-- Kutipan --
___

Bahkan pada masa pemerintahan Bung Karno bangsa ini sempat menyandang gelar sebagai negara keempat di dunia setelah Amerika Serikat, Uni Soviet,dan Iran yang memiliki armada laut terbesar. Jadi bila kita benar-benar resapi perjalanan besar sejarah bangsa ini sangatlah pantas para pendahulu kita begitu bangga dan sangat mengagung-agungkan nenek moyangnya sebagai seorang pelaut.

Ketidakpedulian terhadap Pengelolaan Pulau

Lalu cukupkah kita dengan membanggakan sejarah besar bangsa ini. Padahal kondisi tersulit adalah upaya-upaya untuk mempertahankan, mengamankan dan mengelola dari apa yang sudah kita miliki di seluruh wilayah negeri ini. Masih segar diingatan kita betapa menyesalnya ketika Pulau Sipadan dan Ligitan lepas dari wilayah kesatuan Republik Indonesia. Meskipun banyak data yang dijadikan pegangan untuk memperkuat argumen kepemilikan kedua pulau tersebut tetapi tetap saja kita kalah oleh Malaysia dalam Mahkamah Internasional. Kekalahan tersebut dikarenakan “kehadiran” Malaysia di kedua pulau tersebut lebih intensif daripada Indonesia. Soal intensitas dan pendudukan (continuous presence and effective occupation), menjadi salah satu pertimbangan yang menentukan dalam keputusan sidang penentuan kepemilikan kedua pulau tersebut di Mahkamah Internasional. Dimana selama masa sengketa, Malaysia dianggap telah banyak memberikan kontribusi terhadap pengelolaan lingkungan dan pemberdayaan bagi masyarakat setempat. Sementara bangsa ini hanya acuh tak acuh terhadap keberadaan kedua pulau tersebut. Sebuah kelalaian yang semestinya tidak perlu terjadi.

Belum lagi berlanjut dengan konflik Blok Ambalat yang masih hangat-hangatnya, menyusul klaim Malaysia terhadap Blok Ambalat sebagai bagian dari wikayahnya. Sudah sangat sering kapal-kapal perang Negara Malaysia secara sengaja melewati batas teritorial negeri ini. Akan tetapi belum juga ada tindakan tegas dari pemimpin-pemimpin kita. Bukankah hal ini sudah sangat melecehkan martabat dan harga diri bangsa Indonesia.

___

-- Informasi yang Diberikan --
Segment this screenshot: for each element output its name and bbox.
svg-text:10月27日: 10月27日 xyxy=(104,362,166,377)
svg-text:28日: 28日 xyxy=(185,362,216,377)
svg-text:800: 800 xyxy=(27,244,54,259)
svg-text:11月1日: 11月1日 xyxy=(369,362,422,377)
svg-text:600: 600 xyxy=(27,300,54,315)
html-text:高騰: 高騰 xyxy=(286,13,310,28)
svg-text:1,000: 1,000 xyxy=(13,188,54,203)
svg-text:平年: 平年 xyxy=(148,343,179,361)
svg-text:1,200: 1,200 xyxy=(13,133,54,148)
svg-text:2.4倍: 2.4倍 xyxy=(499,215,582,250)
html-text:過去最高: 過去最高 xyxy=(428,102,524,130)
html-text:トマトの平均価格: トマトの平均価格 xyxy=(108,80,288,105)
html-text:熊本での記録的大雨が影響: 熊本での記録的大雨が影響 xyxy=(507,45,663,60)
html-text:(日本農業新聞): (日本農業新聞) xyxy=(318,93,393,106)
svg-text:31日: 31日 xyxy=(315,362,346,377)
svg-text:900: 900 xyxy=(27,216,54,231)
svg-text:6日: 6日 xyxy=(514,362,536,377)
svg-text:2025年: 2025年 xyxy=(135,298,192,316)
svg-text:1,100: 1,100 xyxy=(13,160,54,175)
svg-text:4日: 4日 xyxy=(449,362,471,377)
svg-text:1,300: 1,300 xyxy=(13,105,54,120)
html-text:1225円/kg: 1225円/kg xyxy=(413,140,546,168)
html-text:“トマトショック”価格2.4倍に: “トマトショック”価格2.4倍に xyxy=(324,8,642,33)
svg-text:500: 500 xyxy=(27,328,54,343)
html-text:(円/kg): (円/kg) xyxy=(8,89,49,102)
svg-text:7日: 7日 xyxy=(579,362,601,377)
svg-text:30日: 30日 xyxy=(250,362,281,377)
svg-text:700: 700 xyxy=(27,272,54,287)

___

-- Tugas yang Diminta --
Tuliskan kembali bagian kutipan ini tanpa mengubah apa pun, mulai dari "Belum lagi berlanjut" sampai dengan "diri bangsa Indonesia.". Item-item tersebut berasal dari sumber yang berbeda.

-- Jawaban Lengkap --
Belum lagi berlanjut dengan konflik Blok Ambalat yang masih hangat-hangatnya, menyusul klaim Malaysia terhadap Blok Ambalat sebagai bagian dari wikayahnya. Sudah sangat sering kapal-kapal perang Negara Malaysia secara sengaja melewati batas teritorial negeri ini. Akan tetapi belum juga ada tindakan tegas dari pemimpin-pemimpin kita. Bukankah hal ini sudah sangat melecehkan martabat dan harga diri bangsa Indonesia.